» Objective
Copy out, from the entries below, each line holding the string "name".

[Data tied to figure images]

[Start]

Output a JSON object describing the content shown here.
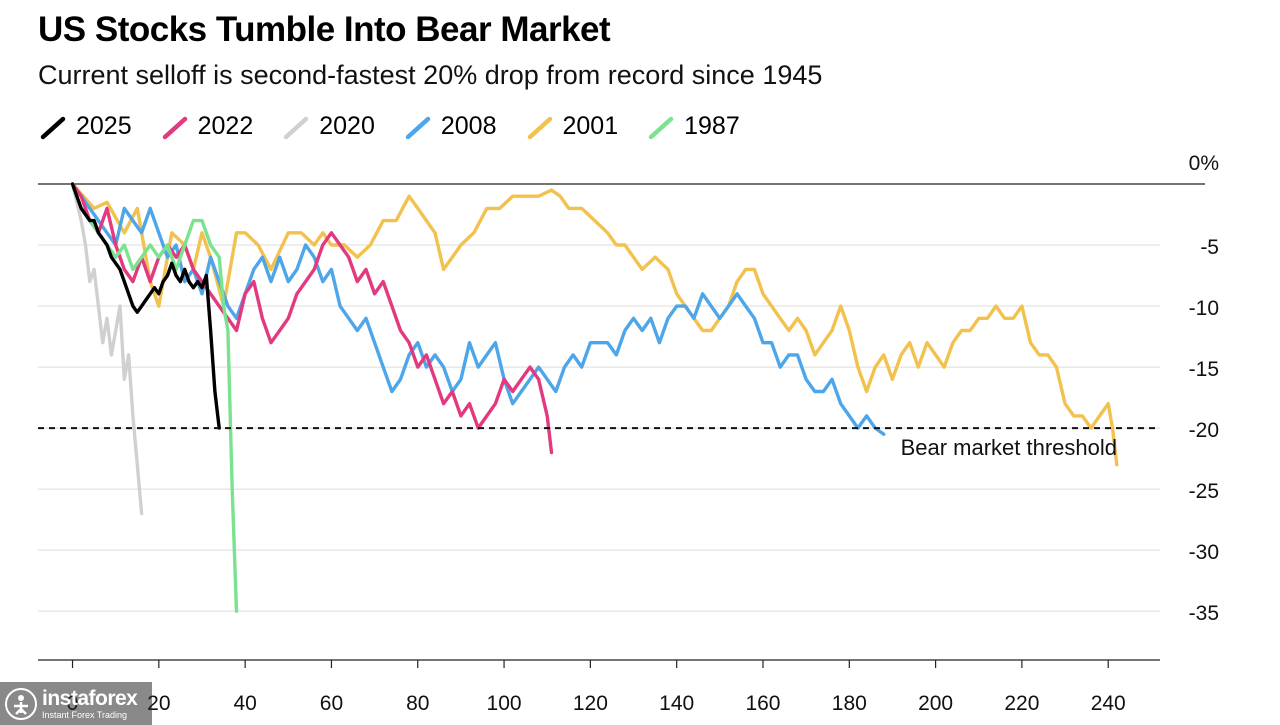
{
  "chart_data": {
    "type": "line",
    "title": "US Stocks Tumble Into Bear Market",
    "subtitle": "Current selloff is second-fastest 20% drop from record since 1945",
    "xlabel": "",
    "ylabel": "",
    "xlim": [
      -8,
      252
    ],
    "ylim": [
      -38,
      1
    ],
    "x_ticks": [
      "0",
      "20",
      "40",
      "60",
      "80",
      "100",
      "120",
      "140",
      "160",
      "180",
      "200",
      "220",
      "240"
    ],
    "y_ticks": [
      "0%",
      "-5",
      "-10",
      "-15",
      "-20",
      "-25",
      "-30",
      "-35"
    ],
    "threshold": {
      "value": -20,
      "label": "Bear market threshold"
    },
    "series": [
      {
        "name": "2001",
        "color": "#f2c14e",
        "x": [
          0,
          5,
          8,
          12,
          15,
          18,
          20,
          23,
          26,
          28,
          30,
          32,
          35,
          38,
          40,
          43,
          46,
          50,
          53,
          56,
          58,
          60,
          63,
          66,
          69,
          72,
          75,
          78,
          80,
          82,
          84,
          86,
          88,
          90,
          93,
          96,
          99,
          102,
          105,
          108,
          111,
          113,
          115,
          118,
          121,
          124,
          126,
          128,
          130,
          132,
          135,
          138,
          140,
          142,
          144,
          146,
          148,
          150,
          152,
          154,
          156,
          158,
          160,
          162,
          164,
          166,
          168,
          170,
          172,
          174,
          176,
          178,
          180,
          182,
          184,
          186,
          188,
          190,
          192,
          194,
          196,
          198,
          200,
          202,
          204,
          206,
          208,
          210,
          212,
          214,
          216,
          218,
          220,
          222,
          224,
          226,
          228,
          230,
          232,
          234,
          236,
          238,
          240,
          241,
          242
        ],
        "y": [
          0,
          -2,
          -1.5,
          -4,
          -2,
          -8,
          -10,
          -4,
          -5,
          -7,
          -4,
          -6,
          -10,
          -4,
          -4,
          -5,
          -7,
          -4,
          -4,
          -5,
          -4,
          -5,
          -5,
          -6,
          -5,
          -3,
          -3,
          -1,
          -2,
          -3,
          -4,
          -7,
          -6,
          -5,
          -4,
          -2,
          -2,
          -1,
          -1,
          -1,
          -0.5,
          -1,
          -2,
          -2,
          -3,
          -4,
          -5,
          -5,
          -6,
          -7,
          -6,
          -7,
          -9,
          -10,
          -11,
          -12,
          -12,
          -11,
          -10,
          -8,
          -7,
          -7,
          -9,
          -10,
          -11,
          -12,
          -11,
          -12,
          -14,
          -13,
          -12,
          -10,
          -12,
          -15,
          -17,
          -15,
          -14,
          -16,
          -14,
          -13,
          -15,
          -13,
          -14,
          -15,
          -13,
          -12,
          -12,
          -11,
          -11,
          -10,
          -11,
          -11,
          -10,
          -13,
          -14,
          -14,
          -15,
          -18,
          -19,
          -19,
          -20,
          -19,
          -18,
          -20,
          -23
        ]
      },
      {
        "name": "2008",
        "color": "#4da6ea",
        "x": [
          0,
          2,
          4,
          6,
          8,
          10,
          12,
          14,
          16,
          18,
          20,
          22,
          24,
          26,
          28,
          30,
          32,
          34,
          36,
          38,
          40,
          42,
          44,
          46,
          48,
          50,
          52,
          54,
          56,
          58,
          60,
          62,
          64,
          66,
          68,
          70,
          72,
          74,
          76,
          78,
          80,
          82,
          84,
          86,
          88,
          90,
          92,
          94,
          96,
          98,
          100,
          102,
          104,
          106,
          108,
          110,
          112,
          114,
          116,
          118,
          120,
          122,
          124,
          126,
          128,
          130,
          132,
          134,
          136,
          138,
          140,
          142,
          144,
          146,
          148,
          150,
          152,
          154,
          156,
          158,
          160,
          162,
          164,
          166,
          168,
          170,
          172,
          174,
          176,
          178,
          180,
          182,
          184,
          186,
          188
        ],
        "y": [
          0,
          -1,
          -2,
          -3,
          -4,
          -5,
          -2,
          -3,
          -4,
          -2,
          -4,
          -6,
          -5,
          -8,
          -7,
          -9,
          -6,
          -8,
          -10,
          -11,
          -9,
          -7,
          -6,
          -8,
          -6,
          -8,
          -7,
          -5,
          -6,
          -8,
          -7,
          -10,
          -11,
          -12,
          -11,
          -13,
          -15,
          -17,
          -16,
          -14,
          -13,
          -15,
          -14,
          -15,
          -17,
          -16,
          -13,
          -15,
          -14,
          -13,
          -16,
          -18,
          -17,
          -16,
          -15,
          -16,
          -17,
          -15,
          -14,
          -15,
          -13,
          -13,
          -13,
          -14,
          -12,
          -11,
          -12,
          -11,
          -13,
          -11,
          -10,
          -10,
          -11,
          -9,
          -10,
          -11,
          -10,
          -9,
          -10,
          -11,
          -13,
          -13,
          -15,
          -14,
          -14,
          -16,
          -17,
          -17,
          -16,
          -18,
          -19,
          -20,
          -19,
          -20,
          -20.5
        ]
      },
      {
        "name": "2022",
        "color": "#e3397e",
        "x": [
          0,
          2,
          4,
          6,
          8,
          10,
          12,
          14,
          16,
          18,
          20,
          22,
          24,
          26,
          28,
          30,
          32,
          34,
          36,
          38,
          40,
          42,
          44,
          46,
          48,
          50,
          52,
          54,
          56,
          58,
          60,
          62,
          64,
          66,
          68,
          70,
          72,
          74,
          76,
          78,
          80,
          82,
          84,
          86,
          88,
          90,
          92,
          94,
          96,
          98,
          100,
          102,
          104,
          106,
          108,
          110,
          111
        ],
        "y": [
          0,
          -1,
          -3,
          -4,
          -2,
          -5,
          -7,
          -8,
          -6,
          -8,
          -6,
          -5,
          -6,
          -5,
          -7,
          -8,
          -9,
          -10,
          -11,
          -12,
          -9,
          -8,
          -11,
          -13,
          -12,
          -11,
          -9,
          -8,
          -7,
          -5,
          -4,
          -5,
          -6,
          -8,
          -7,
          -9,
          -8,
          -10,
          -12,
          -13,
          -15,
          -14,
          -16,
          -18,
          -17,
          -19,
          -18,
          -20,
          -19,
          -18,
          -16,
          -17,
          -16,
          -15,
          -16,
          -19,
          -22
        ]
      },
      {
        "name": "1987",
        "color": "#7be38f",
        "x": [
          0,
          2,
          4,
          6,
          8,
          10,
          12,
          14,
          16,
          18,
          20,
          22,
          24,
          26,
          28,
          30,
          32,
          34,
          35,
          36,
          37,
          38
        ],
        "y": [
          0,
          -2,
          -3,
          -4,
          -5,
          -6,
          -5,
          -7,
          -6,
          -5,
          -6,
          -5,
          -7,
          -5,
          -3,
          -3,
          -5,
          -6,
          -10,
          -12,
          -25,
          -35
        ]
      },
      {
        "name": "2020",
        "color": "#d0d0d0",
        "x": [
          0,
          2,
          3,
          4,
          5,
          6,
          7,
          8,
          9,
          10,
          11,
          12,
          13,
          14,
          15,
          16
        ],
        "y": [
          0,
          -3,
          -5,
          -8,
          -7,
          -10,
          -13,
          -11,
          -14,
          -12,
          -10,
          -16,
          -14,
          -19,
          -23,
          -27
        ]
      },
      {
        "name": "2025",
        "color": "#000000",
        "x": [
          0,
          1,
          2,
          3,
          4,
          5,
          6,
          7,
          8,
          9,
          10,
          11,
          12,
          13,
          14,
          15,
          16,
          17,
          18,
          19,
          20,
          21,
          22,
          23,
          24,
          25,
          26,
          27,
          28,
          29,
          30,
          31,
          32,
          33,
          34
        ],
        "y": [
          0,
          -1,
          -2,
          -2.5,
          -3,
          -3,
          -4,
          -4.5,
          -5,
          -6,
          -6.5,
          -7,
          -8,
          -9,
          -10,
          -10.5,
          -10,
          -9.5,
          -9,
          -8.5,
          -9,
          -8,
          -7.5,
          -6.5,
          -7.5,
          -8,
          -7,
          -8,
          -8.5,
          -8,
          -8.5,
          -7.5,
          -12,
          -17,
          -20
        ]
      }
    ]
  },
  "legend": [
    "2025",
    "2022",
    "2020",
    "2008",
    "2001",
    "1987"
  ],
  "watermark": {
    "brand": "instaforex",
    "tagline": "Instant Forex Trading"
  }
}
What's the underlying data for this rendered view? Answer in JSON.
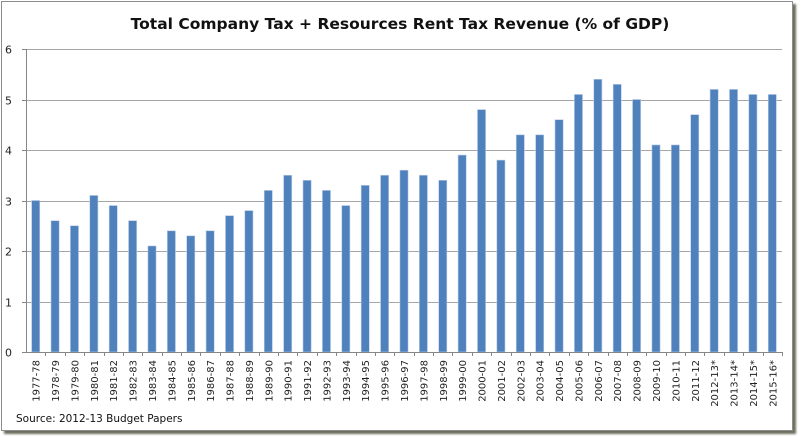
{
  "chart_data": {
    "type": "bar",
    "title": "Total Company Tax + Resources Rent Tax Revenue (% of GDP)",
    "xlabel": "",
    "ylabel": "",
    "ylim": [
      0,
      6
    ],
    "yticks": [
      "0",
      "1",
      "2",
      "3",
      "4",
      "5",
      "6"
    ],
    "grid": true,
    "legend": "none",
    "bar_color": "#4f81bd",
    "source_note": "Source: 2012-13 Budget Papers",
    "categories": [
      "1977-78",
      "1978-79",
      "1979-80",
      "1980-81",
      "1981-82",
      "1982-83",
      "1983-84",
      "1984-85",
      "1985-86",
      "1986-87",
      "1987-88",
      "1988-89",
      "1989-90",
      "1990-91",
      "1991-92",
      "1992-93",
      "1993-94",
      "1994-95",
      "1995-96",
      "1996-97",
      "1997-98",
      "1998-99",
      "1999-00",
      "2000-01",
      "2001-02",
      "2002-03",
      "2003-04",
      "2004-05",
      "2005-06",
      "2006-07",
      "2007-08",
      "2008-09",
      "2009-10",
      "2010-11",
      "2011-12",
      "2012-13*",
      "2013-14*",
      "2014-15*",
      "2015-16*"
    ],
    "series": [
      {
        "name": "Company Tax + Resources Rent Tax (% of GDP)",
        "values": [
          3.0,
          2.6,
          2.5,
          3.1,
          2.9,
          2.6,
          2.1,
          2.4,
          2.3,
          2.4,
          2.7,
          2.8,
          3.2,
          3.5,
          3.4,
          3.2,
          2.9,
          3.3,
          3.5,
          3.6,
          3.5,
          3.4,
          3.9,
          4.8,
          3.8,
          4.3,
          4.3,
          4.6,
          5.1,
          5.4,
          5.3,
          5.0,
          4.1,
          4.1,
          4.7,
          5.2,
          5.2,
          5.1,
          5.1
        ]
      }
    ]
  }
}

[End]

» Answer for this exercise
        "name": "2001",
        "name": "2008",
        "name": "2022",
        "name": "1987",
        "name": "2020",
        "name": "2025",
        "name": "Company Tax + Resources Rent Tax (% of GDP)",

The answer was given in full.